**Task goal**
Copy all of the records below verbatim.

**Dataset records**
**********

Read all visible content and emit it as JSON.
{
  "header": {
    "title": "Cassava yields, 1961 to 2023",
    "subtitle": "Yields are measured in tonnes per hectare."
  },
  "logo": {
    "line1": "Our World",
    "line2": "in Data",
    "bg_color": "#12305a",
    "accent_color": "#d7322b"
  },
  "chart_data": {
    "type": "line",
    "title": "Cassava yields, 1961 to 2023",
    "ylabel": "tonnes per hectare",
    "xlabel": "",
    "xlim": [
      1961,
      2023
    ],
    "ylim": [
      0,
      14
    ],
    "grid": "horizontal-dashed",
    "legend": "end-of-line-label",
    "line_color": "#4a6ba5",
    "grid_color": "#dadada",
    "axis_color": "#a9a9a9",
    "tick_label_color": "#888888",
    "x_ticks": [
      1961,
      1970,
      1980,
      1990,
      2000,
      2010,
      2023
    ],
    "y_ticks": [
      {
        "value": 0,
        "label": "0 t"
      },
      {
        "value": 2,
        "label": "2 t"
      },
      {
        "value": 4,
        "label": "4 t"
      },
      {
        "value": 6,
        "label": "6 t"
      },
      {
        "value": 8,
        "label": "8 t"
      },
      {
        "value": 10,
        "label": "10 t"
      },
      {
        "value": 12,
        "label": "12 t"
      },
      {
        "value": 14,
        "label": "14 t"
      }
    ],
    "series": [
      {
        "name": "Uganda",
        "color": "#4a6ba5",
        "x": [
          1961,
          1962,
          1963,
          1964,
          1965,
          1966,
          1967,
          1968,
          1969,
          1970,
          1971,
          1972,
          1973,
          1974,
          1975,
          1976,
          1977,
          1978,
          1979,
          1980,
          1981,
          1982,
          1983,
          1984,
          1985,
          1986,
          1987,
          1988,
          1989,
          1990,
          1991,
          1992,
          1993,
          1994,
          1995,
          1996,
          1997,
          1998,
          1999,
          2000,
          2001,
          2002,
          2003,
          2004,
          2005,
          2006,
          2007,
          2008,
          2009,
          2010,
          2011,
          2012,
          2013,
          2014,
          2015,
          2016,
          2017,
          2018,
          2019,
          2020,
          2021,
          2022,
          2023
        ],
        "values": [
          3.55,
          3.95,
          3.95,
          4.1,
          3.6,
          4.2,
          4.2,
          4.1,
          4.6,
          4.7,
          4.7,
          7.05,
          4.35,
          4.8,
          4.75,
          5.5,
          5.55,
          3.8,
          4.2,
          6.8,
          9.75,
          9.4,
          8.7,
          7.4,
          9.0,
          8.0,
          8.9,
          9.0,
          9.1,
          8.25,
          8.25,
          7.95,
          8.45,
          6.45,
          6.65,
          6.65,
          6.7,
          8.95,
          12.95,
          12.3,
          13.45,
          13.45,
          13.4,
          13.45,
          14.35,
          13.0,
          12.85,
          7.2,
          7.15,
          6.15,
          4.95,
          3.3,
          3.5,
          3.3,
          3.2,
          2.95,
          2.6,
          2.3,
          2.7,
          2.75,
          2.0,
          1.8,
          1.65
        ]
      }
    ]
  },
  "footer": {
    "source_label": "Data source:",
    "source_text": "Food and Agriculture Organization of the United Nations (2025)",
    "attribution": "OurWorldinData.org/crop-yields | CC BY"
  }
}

**********

**Response**
Read all visible content and emit it as JSON.
{
  "header": {
    "title": "Cassava yields, 1961 to 2023",
    "subtitle": "Yields are measured in tonnes per hectare."
  },
  "logo": {
    "line1": "Our World",
    "line2": "in Data",
    "bg_color": "#12305a",
    "accent_color": "#d7322b"
  },
  "chart_data": {
    "type": "line",
    "title": "Cassava yields, 1961 to 2023",
    "ylabel": "tonnes per hectare",
    "xlabel": "",
    "xlim": [
      1961,
      2023
    ],
    "ylim": [
      0,
      14
    ],
    "grid": "horizontal-dashed",
    "legend": "end-of-line-label",
    "line_color": "#4a6ba5",
    "grid_color": "#dadada",
    "axis_color": "#a9a9a9",
    "tick_label_color": "#888888",
    "x_ticks": [
      1961,
      1970,
      1980,
      1990,
      2000,
      2010,
      2023
    ],
    "y_ticks": [
      {
        "value": 0,
        "label": "0 t"
      },
      {
        "value": 2,
        "label": "2 t"
      },
      {
        "value": 4,
        "label": "4 t"
      },
      {
        "value": 6,
        "label": "6 t"
      },
      {
        "value": 8,
        "label": "8 t"
      },
      {
        "value": 10,
        "label": "10 t"
      },
      {
        "value": 12,
        "label": "12 t"
      },
      {
        "value": 14,
        "label": "14 t"
      }
    ],
    "series": [
      {
        "name": "Uganda",
        "color": "#4a6ba5",
        "x": [
          1961,
          1962,
          1963,
          1964,
          1965,
          1966,
          1967,
          1968,
          1969,
          1970,
          1971,
          1972,
          1973,
          1974,
          1975,
          1976,
          1977,
          1978,
          1979,
          1980,
          1981,
          1982,
          1983,
          1984,
          1985,
          1986,
          1987,
          1988,
          1989,
          1990,
          1991,
          1992,
          1993,
          1994,
          1995,
          1996,
          1997,
          1998,
          1999,
          2000,
          2001,
          2002,
          2003,
          2004,
          2005,
          2006,
          2007,
          2008,
          2009,
          2010,
          2011,
          2012,
          2013,
          2014,
          2015,
          2016,
          2017,
          2018,
          2019,
          2020,
          2021,
          2022,
          2023
        ],
        "values": [
          3.55,
          3.95,
          3.95,
          4.1,
          3.6,
          4.2,
          4.2,
          4.1,
          4.6,
          4.7,
          4.7,
          7.05,
          4.35,
          4.8,
          4.75,
          5.5,
          5.55,
          3.8,
          4.2,
          6.8,
          9.75,
          9.4,
          8.7,
          7.4,
          9.0,
          8.0,
          8.9,
          9.0,
          9.1,
          8.25,
          8.25,
          7.95,
          8.45,
          6.45,
          6.65,
          6.65,
          6.7,
          8.95,
          12.95,
          12.3,
          13.45,
          13.45,
          13.4,
          13.45,
          14.35,
          13.0,
          12.85,
          7.2,
          7.15,
          6.15,
          4.95,
          3.3,
          3.5,
          3.3,
          3.2,
          2.95,
          2.6,
          2.3,
          2.7,
          2.75,
          2.0,
          1.8,
          1.65
        ]
      }
    ]
  },
  "footer": {
    "source_label": "Data source:",
    "source_text": "Food and Agriculture Organization of the United Nations (2025)",
    "attribution": "OurWorldinData.org/crop-yields | CC BY"
  }
}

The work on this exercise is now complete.